(Part of a data file)
********************
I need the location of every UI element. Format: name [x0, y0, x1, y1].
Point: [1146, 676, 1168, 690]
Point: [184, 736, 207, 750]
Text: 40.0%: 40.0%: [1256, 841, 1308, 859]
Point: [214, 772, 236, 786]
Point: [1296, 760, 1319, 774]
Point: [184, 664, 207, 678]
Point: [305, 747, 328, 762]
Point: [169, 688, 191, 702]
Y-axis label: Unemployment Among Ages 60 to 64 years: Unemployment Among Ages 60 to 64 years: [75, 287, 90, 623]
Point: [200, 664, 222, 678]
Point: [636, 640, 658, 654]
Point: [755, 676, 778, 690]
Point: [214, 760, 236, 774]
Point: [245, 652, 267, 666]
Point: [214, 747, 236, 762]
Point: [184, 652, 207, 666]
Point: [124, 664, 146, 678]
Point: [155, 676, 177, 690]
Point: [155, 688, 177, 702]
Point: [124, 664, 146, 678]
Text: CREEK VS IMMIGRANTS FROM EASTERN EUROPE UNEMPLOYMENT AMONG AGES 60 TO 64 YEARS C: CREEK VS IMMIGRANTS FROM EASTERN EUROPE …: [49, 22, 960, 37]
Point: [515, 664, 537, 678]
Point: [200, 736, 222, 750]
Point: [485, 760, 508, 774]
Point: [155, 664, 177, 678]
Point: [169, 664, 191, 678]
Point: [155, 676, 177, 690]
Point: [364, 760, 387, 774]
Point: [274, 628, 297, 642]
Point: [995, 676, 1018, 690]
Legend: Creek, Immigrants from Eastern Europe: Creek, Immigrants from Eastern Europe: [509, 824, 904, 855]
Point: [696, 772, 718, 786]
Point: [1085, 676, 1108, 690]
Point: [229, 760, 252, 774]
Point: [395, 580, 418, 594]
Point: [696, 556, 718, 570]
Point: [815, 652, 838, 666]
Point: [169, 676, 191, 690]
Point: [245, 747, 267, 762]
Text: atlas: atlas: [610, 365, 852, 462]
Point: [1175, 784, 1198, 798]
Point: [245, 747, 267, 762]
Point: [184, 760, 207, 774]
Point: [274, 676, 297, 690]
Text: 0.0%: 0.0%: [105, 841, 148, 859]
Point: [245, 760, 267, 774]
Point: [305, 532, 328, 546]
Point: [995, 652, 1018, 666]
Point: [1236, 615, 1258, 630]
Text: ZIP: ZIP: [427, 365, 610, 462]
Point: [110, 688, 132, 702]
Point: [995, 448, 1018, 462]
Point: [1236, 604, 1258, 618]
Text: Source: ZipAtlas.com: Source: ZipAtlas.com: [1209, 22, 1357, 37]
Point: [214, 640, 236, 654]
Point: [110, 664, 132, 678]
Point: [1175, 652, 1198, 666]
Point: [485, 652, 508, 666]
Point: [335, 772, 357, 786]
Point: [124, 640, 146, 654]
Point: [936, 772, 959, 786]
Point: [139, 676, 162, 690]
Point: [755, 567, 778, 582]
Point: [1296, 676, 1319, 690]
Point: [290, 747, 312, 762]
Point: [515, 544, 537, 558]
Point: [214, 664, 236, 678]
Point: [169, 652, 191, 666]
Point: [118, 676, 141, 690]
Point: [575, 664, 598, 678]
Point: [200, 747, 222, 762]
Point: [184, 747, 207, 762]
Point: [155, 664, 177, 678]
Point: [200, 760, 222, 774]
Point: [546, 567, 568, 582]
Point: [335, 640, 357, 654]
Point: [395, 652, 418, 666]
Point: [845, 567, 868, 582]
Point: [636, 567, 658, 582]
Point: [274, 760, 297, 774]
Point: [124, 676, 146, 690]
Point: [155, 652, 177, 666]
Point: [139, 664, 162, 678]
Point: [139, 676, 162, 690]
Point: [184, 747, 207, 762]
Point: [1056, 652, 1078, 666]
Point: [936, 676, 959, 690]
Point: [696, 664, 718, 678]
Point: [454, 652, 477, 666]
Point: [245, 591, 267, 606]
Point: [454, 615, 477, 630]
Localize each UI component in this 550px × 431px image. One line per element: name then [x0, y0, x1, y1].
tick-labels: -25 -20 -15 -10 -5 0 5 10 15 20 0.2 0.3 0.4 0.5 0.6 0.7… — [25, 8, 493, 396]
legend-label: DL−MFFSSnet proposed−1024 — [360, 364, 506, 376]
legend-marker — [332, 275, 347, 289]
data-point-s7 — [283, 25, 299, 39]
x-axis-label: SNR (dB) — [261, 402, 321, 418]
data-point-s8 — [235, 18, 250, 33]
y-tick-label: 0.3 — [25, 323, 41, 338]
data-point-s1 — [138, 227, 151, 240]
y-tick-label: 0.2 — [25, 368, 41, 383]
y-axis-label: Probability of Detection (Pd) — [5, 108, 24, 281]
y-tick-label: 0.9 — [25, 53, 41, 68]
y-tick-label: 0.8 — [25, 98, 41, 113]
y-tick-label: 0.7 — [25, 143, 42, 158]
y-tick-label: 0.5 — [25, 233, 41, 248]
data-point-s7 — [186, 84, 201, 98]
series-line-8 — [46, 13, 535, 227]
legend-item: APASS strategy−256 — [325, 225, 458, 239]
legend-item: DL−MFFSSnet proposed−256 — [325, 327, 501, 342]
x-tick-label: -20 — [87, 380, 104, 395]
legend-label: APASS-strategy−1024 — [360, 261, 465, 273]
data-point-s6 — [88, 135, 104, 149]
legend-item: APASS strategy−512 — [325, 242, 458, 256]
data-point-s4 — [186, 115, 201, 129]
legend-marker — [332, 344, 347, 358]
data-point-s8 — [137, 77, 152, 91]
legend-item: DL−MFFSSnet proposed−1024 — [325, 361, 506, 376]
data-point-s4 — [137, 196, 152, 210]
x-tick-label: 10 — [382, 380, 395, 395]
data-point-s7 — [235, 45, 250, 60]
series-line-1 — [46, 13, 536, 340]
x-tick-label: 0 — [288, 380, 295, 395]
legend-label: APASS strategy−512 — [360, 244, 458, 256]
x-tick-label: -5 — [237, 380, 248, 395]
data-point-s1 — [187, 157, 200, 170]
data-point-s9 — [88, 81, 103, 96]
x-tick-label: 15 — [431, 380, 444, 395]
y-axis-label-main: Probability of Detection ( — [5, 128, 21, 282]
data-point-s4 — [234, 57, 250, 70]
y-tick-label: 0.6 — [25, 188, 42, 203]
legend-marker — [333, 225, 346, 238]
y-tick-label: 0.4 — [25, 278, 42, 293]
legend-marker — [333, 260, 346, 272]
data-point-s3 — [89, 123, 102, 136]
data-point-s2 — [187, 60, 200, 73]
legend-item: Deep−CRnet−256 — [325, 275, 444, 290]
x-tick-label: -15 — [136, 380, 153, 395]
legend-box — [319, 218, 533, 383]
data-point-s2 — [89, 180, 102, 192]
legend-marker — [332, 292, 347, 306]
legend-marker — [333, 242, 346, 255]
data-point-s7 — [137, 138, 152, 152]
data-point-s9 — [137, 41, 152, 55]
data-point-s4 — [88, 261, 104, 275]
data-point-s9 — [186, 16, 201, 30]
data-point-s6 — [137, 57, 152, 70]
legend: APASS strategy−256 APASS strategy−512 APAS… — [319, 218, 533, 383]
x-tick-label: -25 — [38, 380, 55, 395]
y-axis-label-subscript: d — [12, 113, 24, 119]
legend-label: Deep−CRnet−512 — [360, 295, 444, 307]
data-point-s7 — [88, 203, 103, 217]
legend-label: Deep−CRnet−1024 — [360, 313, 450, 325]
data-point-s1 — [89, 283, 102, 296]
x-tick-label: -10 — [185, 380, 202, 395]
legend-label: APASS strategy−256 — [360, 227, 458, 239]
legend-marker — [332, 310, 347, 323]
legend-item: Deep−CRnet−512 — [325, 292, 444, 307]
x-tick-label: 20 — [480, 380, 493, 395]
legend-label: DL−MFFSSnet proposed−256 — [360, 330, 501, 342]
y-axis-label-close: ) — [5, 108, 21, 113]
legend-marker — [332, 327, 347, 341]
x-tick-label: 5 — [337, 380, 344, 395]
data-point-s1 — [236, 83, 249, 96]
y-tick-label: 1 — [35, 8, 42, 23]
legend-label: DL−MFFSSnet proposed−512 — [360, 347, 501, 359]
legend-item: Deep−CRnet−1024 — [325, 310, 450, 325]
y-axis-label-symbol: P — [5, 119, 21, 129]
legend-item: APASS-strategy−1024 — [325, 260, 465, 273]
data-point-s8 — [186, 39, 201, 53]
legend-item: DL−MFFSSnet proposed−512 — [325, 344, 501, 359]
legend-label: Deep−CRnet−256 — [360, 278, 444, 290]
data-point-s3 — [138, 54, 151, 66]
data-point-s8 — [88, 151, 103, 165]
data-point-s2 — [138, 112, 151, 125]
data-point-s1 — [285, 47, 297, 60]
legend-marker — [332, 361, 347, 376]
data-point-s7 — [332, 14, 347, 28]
********************
TASK TO COMPLETE
Copy the records word for word, from their first line through the line that contains "Point: [169, 664, 191, 678]", including that line.

CORRECT ANSWER
I need the location of every UI element. Format: name [x0, y0, x1, y1].
Point: [1146, 676, 1168, 690]
Point: [184, 736, 207, 750]
Text: 40.0%: 40.0%: [1256, 841, 1308, 859]
Point: [214, 772, 236, 786]
Point: [1296, 760, 1319, 774]
Point: [184, 664, 207, 678]
Point: [305, 747, 328, 762]
Point: [169, 688, 191, 702]
Y-axis label: Unemployment Among Ages 60 to 64 years: Unemployment Among Ages 60 to 64 years: [75, 287, 90, 623]
Point: [200, 664, 222, 678]
Point: [636, 640, 658, 654]
Point: [755, 676, 778, 690]
Point: [214, 760, 236, 774]
Point: [245, 652, 267, 666]
Point: [214, 747, 236, 762]
Point: [184, 652, 207, 666]
Point: [124, 664, 146, 678]
Point: [155, 676, 177, 690]
Point: [155, 688, 177, 702]
Point: [124, 664, 146, 678]
Text: CREEK VS IMMIGRANTS FROM EASTERN EUROPE UNEMPLOYMENT AMONG AGES 60 TO 64 YEARS C: CREEK VS IMMIGRANTS FROM EASTERN EUROPE …: [49, 22, 960, 37]
Point: [515, 664, 537, 678]
Point: [200, 736, 222, 750]
Point: [485, 760, 508, 774]
Point: [155, 664, 177, 678]
Point: [169, 664, 191, 678]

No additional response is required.